Tally each line where the word "with" occurs, then give only the total.

§ **Entries shown**
+++++
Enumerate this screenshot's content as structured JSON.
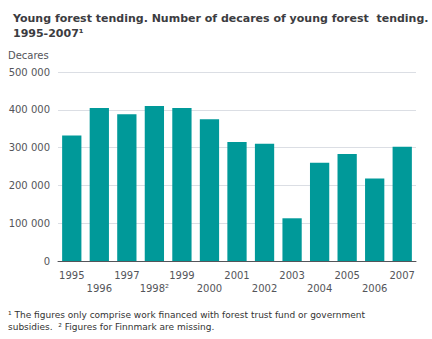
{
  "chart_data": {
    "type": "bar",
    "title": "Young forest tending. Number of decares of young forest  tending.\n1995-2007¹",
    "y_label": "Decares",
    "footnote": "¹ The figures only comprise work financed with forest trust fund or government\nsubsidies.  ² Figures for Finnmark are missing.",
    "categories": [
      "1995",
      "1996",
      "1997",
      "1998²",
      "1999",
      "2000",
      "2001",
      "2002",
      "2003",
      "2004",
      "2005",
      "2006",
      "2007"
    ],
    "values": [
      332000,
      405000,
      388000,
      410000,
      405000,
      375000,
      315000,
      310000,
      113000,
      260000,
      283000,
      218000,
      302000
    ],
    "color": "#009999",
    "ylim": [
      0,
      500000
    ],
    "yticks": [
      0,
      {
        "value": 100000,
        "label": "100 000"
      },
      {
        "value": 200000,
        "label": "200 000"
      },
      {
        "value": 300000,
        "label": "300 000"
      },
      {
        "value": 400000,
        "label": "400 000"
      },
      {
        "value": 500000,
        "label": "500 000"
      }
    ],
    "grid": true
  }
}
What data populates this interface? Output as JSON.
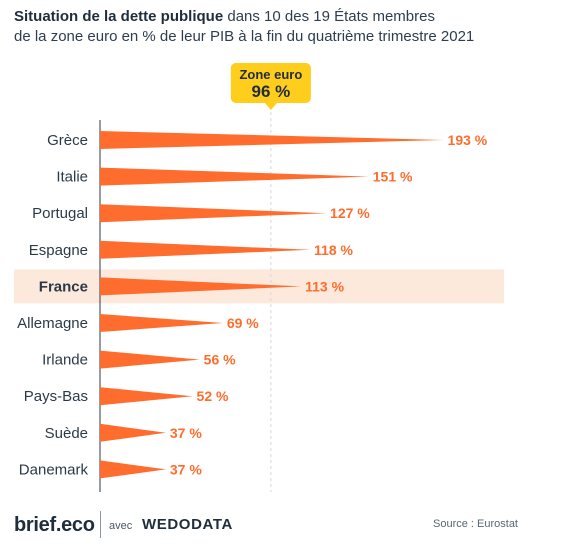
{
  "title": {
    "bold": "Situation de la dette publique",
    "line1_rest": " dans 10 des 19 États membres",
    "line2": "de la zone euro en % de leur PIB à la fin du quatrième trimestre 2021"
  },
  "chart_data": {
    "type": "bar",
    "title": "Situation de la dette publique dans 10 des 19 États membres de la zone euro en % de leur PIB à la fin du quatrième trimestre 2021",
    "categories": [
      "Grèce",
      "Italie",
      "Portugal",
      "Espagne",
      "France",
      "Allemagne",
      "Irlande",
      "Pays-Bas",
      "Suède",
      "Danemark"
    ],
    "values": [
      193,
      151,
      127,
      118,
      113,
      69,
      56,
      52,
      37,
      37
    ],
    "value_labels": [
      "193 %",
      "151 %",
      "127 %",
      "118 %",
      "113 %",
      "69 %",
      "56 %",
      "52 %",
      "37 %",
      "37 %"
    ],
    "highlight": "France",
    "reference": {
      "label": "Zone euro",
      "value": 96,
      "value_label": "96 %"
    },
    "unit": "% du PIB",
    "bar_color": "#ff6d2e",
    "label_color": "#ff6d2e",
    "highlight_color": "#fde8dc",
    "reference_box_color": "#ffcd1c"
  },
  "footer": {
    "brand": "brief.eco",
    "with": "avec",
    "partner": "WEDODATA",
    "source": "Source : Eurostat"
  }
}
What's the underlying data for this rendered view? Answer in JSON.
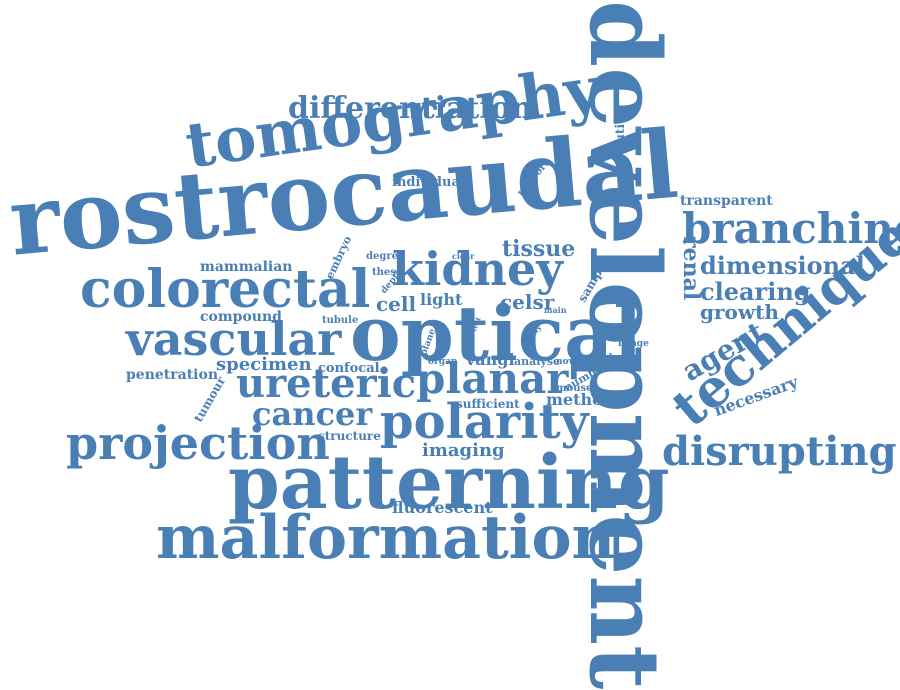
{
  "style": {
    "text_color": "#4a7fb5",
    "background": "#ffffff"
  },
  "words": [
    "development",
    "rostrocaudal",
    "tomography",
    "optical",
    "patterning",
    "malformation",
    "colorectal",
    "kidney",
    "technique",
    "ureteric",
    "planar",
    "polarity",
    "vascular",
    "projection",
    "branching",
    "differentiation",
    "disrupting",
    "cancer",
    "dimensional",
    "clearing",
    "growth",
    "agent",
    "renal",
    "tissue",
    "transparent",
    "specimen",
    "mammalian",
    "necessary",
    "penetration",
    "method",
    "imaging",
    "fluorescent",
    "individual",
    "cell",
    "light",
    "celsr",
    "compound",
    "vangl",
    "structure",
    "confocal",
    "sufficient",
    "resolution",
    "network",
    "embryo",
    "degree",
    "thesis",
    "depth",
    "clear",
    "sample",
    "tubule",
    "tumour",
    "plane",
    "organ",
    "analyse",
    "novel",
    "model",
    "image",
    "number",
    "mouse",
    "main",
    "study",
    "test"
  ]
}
+++++
§ **Exercise answer**
2